Records contained in a dataset:
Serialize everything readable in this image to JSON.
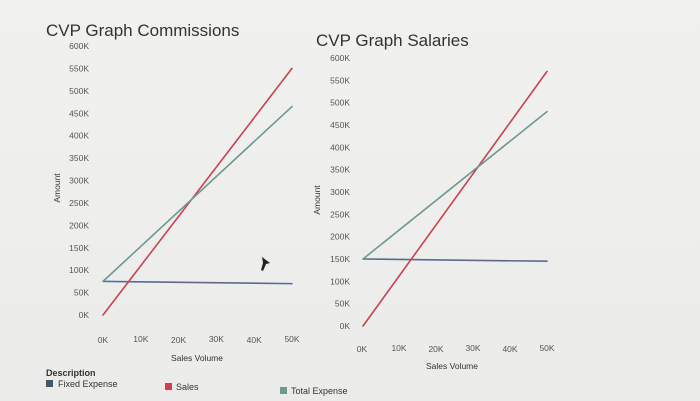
{
  "chart_data": [
    {
      "type": "line",
      "title": "CVP Graph Commissions",
      "xlabel": "Sales Volume",
      "ylabel": "Amount",
      "x_ticks": [
        "0K",
        "10K",
        "20K",
        "30K",
        "40K",
        "50K"
      ],
      "y_ticks": [
        "0K",
        "50K",
        "100K",
        "150K",
        "200K",
        "250K",
        "300K",
        "350K",
        "400K",
        "450K",
        "500K",
        "550K",
        "600K"
      ],
      "xlim": [
        0,
        50000
      ],
      "ylim": [
        0,
        600000
      ],
      "x": [
        0,
        50000
      ],
      "series": [
        {
          "name": "Fixed Expense",
          "color": "#5a6b8c",
          "values": [
            75000,
            70000
          ]
        },
        {
          "name": "Sales",
          "color": "#c9424f",
          "values": [
            0,
            550000
          ]
        },
        {
          "name": "Total Expense",
          "color": "#6e9a8e",
          "values": [
            75000,
            465000
          ]
        }
      ],
      "grid": false
    },
    {
      "type": "line",
      "title": "CVP Graph Salaries",
      "xlabel": "Sales Volume",
      "ylabel": "Amount",
      "x_ticks": [
        "0K",
        "10K",
        "20K",
        "30K",
        "40K",
        "50K"
      ],
      "y_ticks": [
        "0K",
        "50K",
        "100K",
        "150K",
        "200K",
        "250K",
        "300K",
        "350K",
        "400K",
        "450K",
        "500K",
        "550K",
        "600K"
      ],
      "xlim": [
        0,
        50000
      ],
      "ylim": [
        0,
        600000
      ],
      "x": [
        0,
        50000
      ],
      "series": [
        {
          "name": "Fixed Expense",
          "color": "#5a6b8c",
          "values": [
            150000,
            145000
          ]
        },
        {
          "name": "Sales",
          "color": "#c9424f",
          "values": [
            0,
            570000
          ]
        },
        {
          "name": "Total Expense",
          "color": "#6e9a8e",
          "values": [
            150000,
            480000
          ]
        }
      ],
      "grid": false
    }
  ],
  "legend": {
    "title": "Description",
    "items": [
      {
        "label": "Fixed Expense",
        "color": "#3f5675"
      },
      {
        "label": "Sales",
        "color": "#c9424f"
      },
      {
        "label": "Total Expense",
        "color": "#6e9a8e"
      }
    ]
  }
}
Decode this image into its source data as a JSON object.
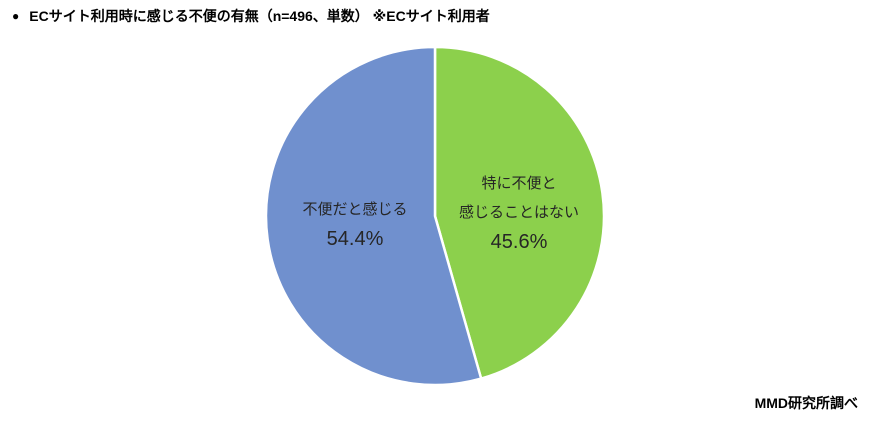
{
  "header": {
    "bullet": "●",
    "title": "ECサイト利用時に感じる不便の有無（n=496、単数） ※ECサイト利用者"
  },
  "source": "MMD研究所調べ",
  "chart_data": {
    "type": "pie",
    "title": "ECサイト利用時に感じる不便の有無",
    "sample_note": "n=496、単数",
    "population_note": "※ECサイト利用者",
    "start_angle": "top",
    "direction": "clockwise",
    "legend": "none",
    "labels_position": "inside",
    "slice_border_color": "#ffffff",
    "slices": [
      {
        "label": "特に不便と感じることはない",
        "value": 45.6,
        "value_label": "45.6%",
        "display_lines": [
          "特に不便と",
          "感じることはない"
        ],
        "color": "#8CD04C"
      },
      {
        "label": "不便だと感じる",
        "value": 54.4,
        "value_label": "54.4%",
        "display_lines": [
          "不便だと感じる"
        ],
        "color": "#7090CE"
      }
    ]
  }
}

* _Description of the task_
The copy should hold exactly the lines from the line containing "Decode this image" through the end of the data, both ends included, and no pictures.

* _Solution for this problem_
Decode this image into its source data as a JSON object.
{
  "header": {
    "bullet": "●",
    "title": "ECサイト利用時に感じる不便の有無（n=496、単数） ※ECサイト利用者"
  },
  "source": "MMD研究所調べ",
  "chart_data": {
    "type": "pie",
    "title": "ECサイト利用時に感じる不便の有無",
    "sample_note": "n=496、単数",
    "population_note": "※ECサイト利用者",
    "start_angle": "top",
    "direction": "clockwise",
    "legend": "none",
    "labels_position": "inside",
    "slice_border_color": "#ffffff",
    "slices": [
      {
        "label": "特に不便と感じることはない",
        "value": 45.6,
        "value_label": "45.6%",
        "display_lines": [
          "特に不便と",
          "感じることはない"
        ],
        "color": "#8CD04C"
      },
      {
        "label": "不便だと感じる",
        "value": 54.4,
        "value_label": "54.4%",
        "display_lines": [
          "不便だと感じる"
        ],
        "color": "#7090CE"
      }
    ]
  }
}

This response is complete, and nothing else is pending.